▶ _Data listing_:
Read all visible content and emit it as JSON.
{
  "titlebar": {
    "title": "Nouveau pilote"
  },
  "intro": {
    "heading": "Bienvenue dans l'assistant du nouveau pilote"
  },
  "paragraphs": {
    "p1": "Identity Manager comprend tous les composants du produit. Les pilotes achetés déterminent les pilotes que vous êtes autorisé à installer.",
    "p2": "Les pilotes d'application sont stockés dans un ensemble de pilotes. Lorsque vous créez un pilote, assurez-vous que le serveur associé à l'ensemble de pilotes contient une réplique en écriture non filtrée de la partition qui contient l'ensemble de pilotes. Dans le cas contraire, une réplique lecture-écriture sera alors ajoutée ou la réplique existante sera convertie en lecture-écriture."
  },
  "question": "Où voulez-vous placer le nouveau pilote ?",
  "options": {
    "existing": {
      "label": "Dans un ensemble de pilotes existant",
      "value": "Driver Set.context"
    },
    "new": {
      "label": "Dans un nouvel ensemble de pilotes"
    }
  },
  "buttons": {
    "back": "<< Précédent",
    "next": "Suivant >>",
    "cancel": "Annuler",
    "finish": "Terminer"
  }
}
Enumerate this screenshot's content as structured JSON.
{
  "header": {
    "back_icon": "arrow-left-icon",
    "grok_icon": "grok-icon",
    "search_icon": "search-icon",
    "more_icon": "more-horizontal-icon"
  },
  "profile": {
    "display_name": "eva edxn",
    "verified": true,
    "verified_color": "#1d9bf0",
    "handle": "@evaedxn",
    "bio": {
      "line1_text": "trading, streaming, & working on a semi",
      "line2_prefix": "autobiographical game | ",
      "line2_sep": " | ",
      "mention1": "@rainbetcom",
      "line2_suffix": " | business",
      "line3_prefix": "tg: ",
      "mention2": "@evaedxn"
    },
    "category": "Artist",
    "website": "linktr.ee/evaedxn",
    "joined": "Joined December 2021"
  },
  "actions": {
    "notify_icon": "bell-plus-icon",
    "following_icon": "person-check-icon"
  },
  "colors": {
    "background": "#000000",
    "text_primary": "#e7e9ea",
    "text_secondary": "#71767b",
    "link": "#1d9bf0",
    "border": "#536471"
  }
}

▶ _Exercise directions_: Note how many lines in the listing above hold the string "content", then give only that figure.

▶ _Result of this task_: 2